• Records for processing:
-- START --

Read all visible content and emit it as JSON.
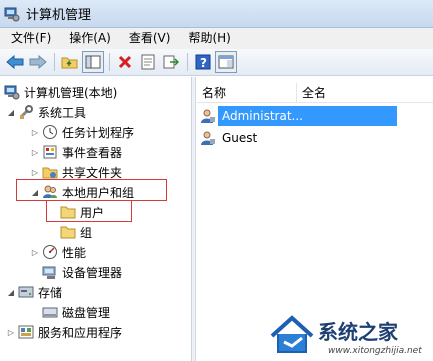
{
  "window": {
    "title": "计算机管理"
  },
  "menu": [
    "文件(F)",
    "操作(A)",
    "查看(V)",
    "帮助(H)"
  ],
  "toolbar": {
    "buttons": [
      "back-icon",
      "forward-icon",
      "up-folder-icon",
      "show-tree-icon",
      "delete-icon",
      "properties-icon",
      "export-icon",
      "help-icon",
      "view-icon"
    ]
  },
  "tree": {
    "root": "计算机管理(本地)",
    "system_tools": "系统工具",
    "task_scheduler": "任务计划程序",
    "event_viewer": "事件查看器",
    "shared_folders": "共享文件夹",
    "local_users_groups": "本地用户和组",
    "users": "用户",
    "groups": "组",
    "performance": "性能",
    "device_manager": "设备管理器",
    "storage": "存储",
    "disk_management": "磁盘管理",
    "services_apps": "服务和应用程序"
  },
  "list": {
    "columns": [
      "名称",
      "全名"
    ],
    "rows": [
      {
        "name": "Administrat...",
        "selected": true
      },
      {
        "name": "Guest",
        "selected": false
      }
    ]
  },
  "watermark": {
    "text": "系统之家",
    "url": "www.xitongzhijia.net"
  }
}
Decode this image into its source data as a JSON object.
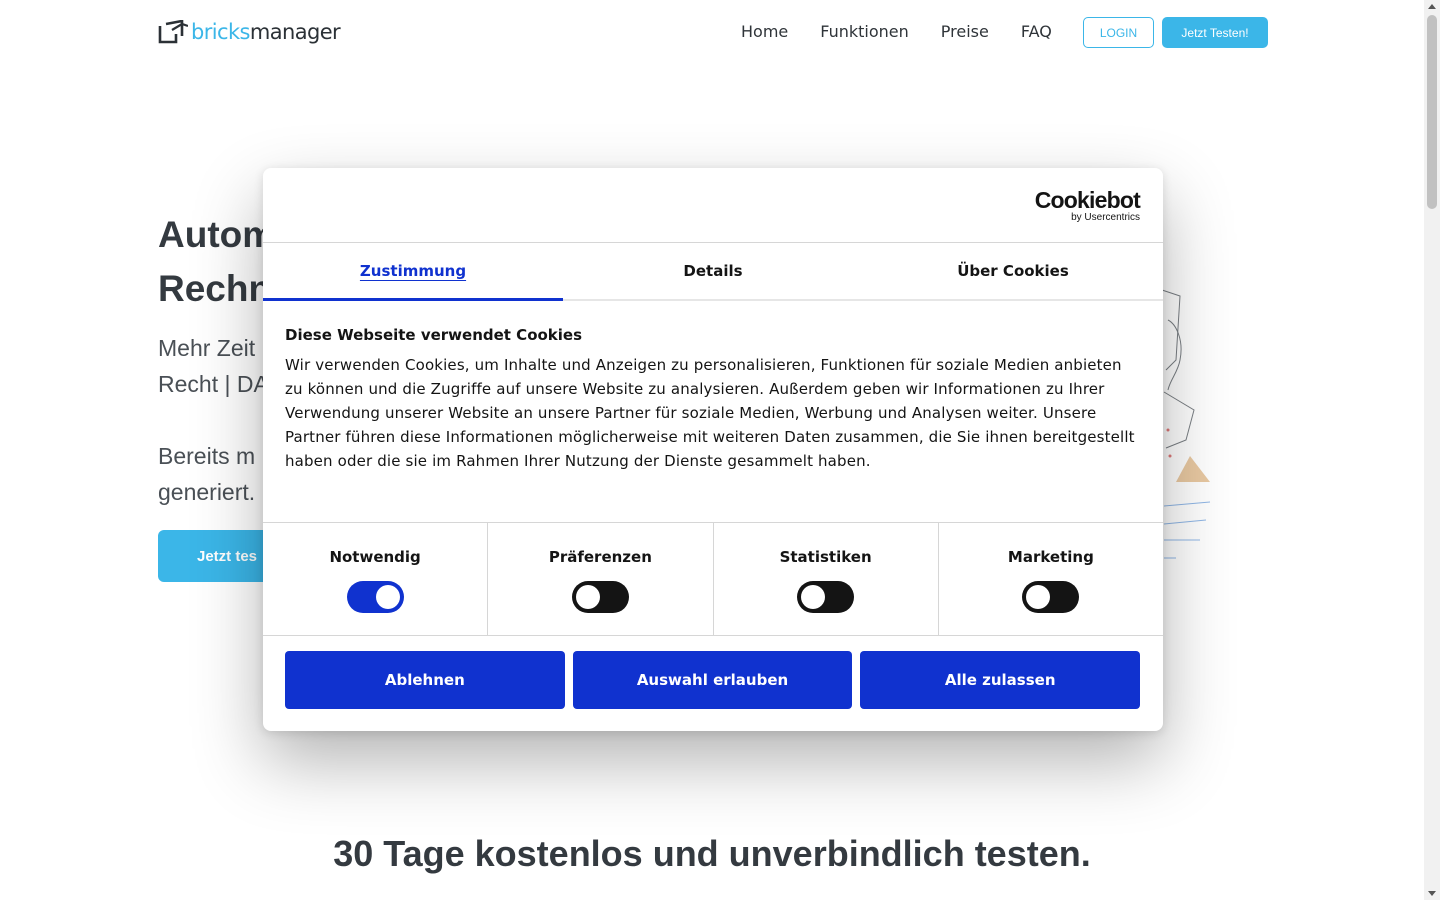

-- END --

• Goal of the exercise: Print each of the records above exactly as written, leaving no picture in the copy.

• Response to this exercise:
Read all visible content and emit it as JSON.
{
  "window": {
    "title": "计算机管理"
  },
  "menu": [
    "文件(F)",
    "操作(A)",
    "查看(V)",
    "帮助(H)"
  ],
  "toolbar": {
    "buttons": [
      "back-icon",
      "forward-icon",
      "up-folder-icon",
      "show-tree-icon",
      "delete-icon",
      "properties-icon",
      "export-icon",
      "help-icon",
      "view-icon"
    ]
  },
  "tree": {
    "root": "计算机管理(本地)",
    "system_tools": "系统工具",
    "task_scheduler": "任务计划程序",
    "event_viewer": "事件查看器",
    "shared_folders": "共享文件夹",
    "local_users_groups": "本地用户和组",
    "users": "用户",
    "groups": "组",
    "performance": "性能",
    "device_manager": "设备管理器",
    "storage": "存储",
    "disk_management": "磁盘管理",
    "services_apps": "服务和应用程序"
  },
  "list": {
    "columns": [
      "名称",
      "全名"
    ],
    "rows": [
      {
        "name": "Administrat...",
        "selected": true
      },
      {
        "name": "Guest",
        "selected": false
      }
    ]
  },
  "watermark": {
    "text": "系统之家",
    "url": "www.xitongzhijia.net"
  }
}
Decode this image into its source data as a JSON object.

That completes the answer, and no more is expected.